SET PROBLEM -
Please transcribe the records precisely; pictures stay out of your copy.

[Stored data]
Start
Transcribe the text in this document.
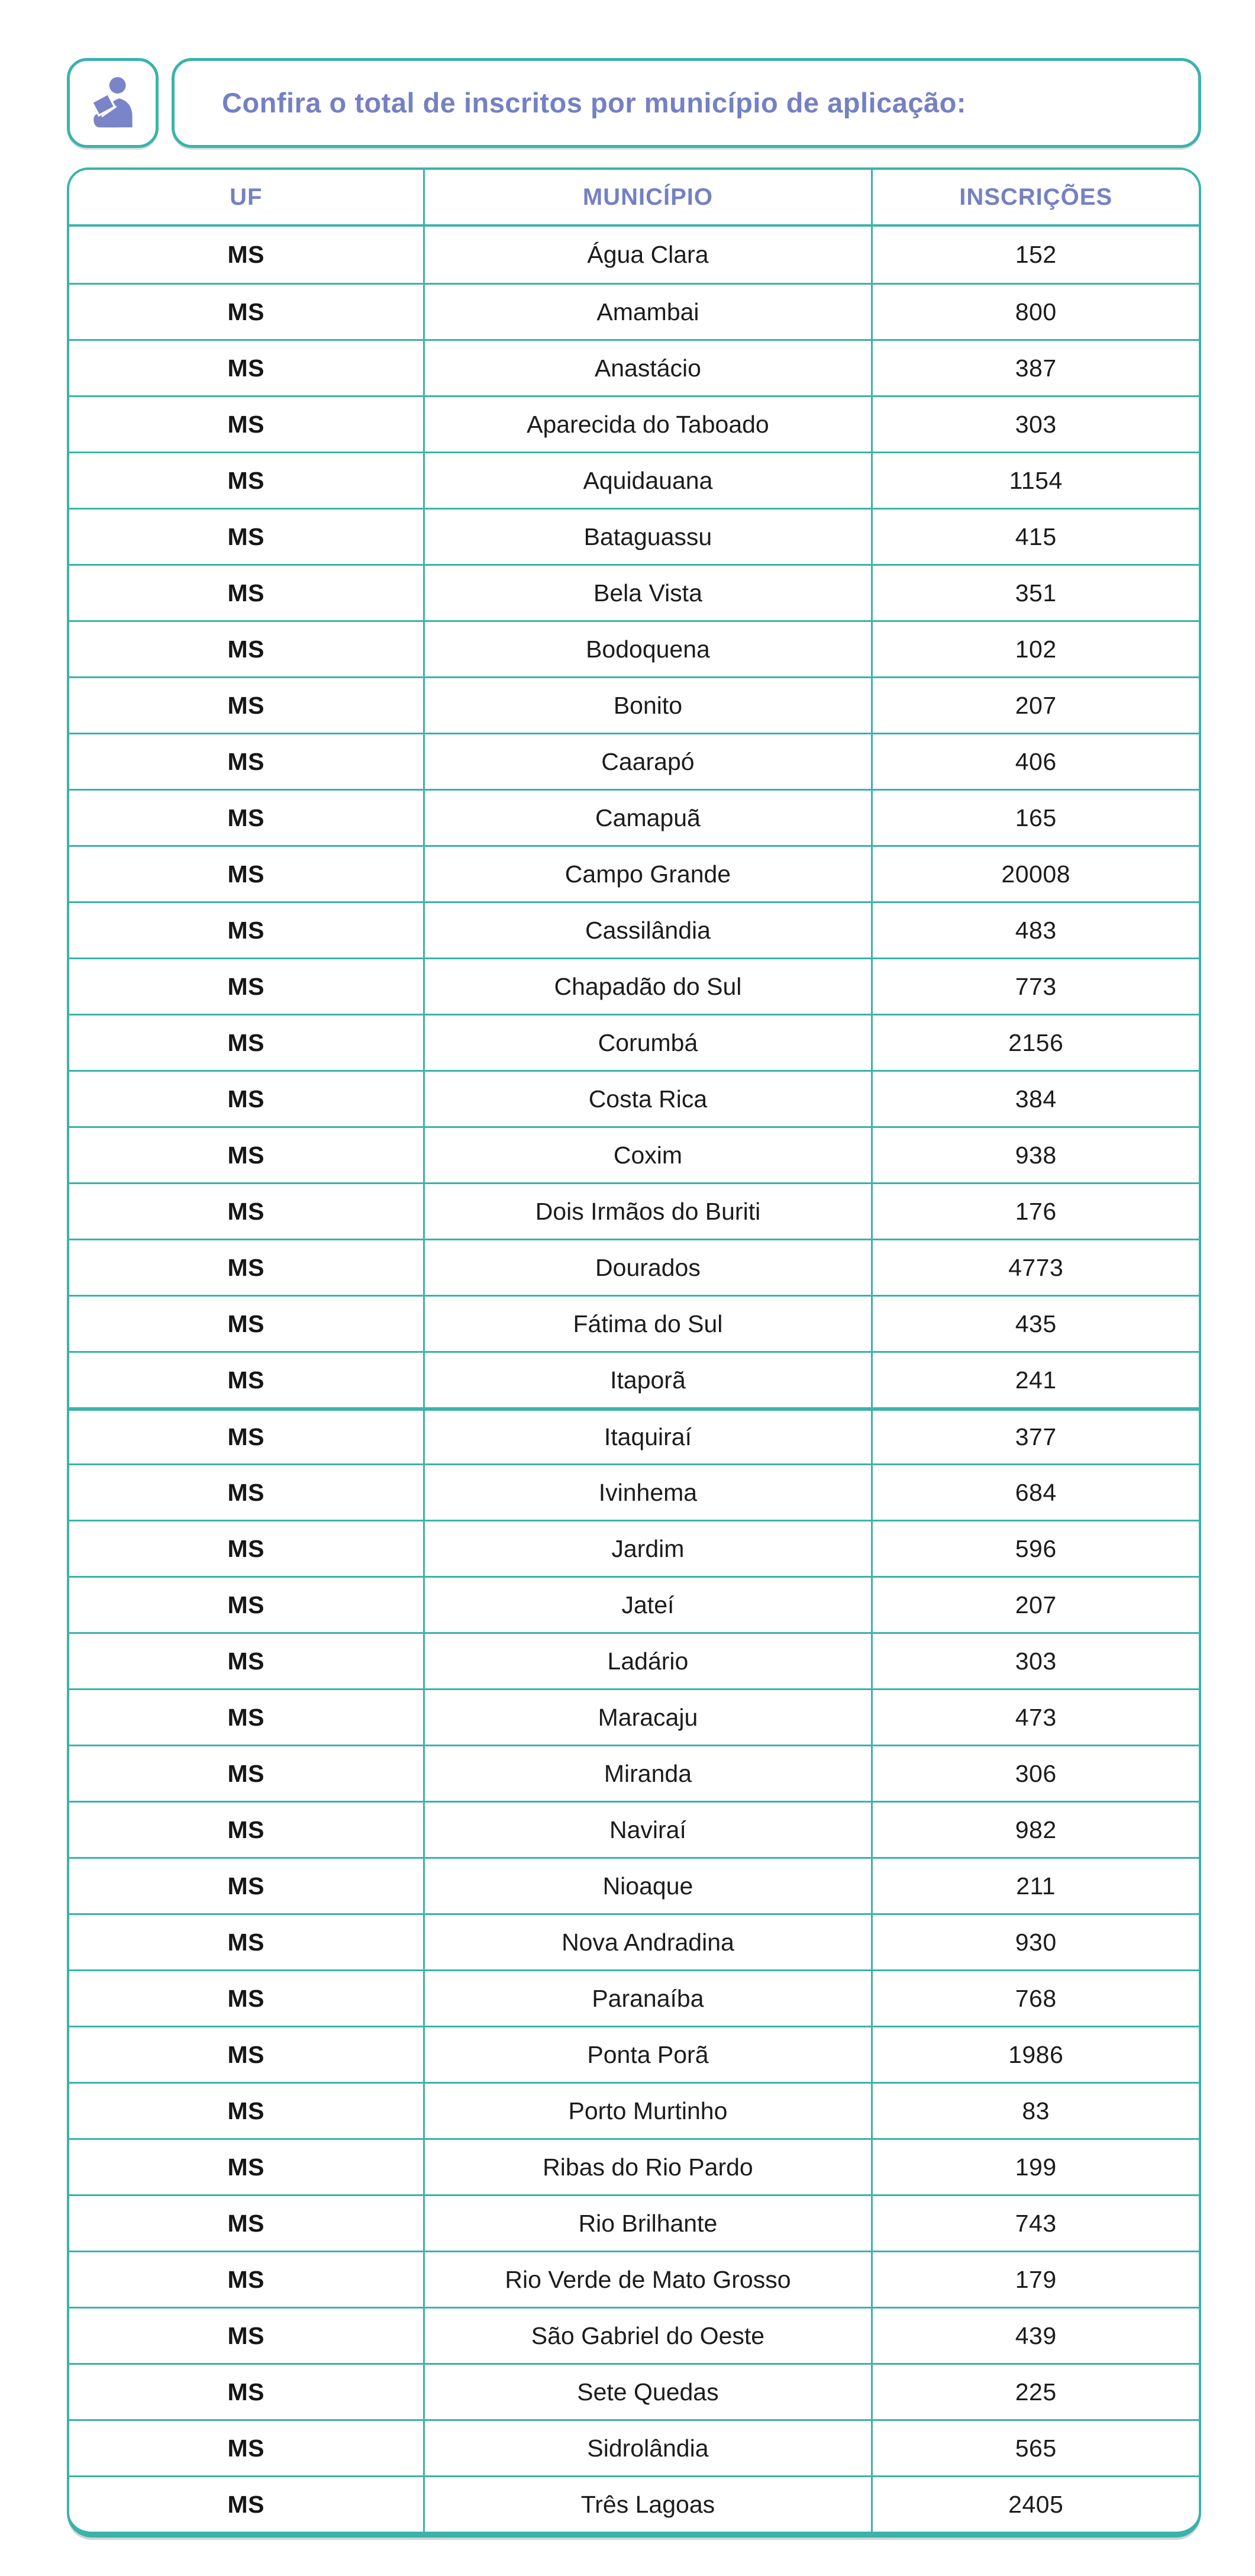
Confira o total de inscritos por município de aplicação:
UF	MUNICÍPIO	INSCRIÇÕES
MS	Água Clara	152
MS	Amambai	800
MS	Anastácio	387
MS	Aparecida do Taboado	303
MS	Aquidauana	1154
MS	Bataguassu	415
MS	Bela Vista	351
MS	Bodoquena	102
MS	Bonito	207
MS	Caarapó	406
MS	Camapuã	165
MS	Campo Grande	20008
MS	Cassilândia	483
MS	Chapadão do Sul	773
MS	Corumbá	2156
MS	Costa Rica	384
MS	Coxim	938
MS	Dois Irmãos do Buriti	176
MS	Dourados	4773
MS	Fátima do Sul	435
MS	Itaporã	241
MS	Itaquiraí	377
MS	Ivinhema	684
MS	Jardim	596
MS	Jateí	207
MS	Ladário	303
MS	Maracaju	473
MS	Miranda	306
MS	Naviraí	982
MS	Nioaque	211
MS	Nova Andradina	930
MS	Paranaíba	768
MS	Ponta Porã	1986
MS	Porto Murtinho	83
MS	Ribas do Rio Pardo	199
MS	Rio Brilhante	743
MS	Rio Verde de Mato Grosso	179
MS	São Gabriel do Oeste	439
MS	Sete Quedas	225
MS	Sidrolândia	565
MS	Três Lagoas	2405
End
FINISHED EXERCISE -
Transcribe the text in this document.
Confira o total de inscritos por município de aplicação:
UF	MUNICÍPIO	INSCRIÇÕES
MS	Água Clara	152
MS	Amambai	800
MS	Anastácio	387
MS	Aparecida do Taboado	303
MS	Aquidauana	1154
MS	Bataguassu	415
MS	Bela Vista	351
MS	Bodoquena	102
MS	Bonito	207
MS	Caarapó	406
MS	Camapuã	165
MS	Campo Grande	20008
MS	Cassilândia	483
MS	Chapadão do Sul	773
MS	Corumbá	2156
MS	Costa Rica	384
MS	Coxim	938
MS	Dois Irmãos do Buriti	176
MS	Dourados	4773
MS	Fátima do Sul	435
MS	Itaporã	241
MS	Itaquiraí	377
MS	Ivinhema	684
MS	Jardim	596
MS	Jateí	207
MS	Ladário	303
MS	Maracaju	473
MS	Miranda	306
MS	Naviraí	982
MS	Nioaque	211
MS	Nova Andradina	930
MS	Paranaíba	768
MS	Ponta Porã	1986
MS	Porto Murtinho	83
MS	Ribas do Rio Pardo	199
MS	Rio Brilhante	743
MS	Rio Verde de Mato Grosso	179
MS	São Gabriel do Oeste	439
MS	Sete Quedas	225
MS	Sidrolândia	565
MS	Três Lagoas	2405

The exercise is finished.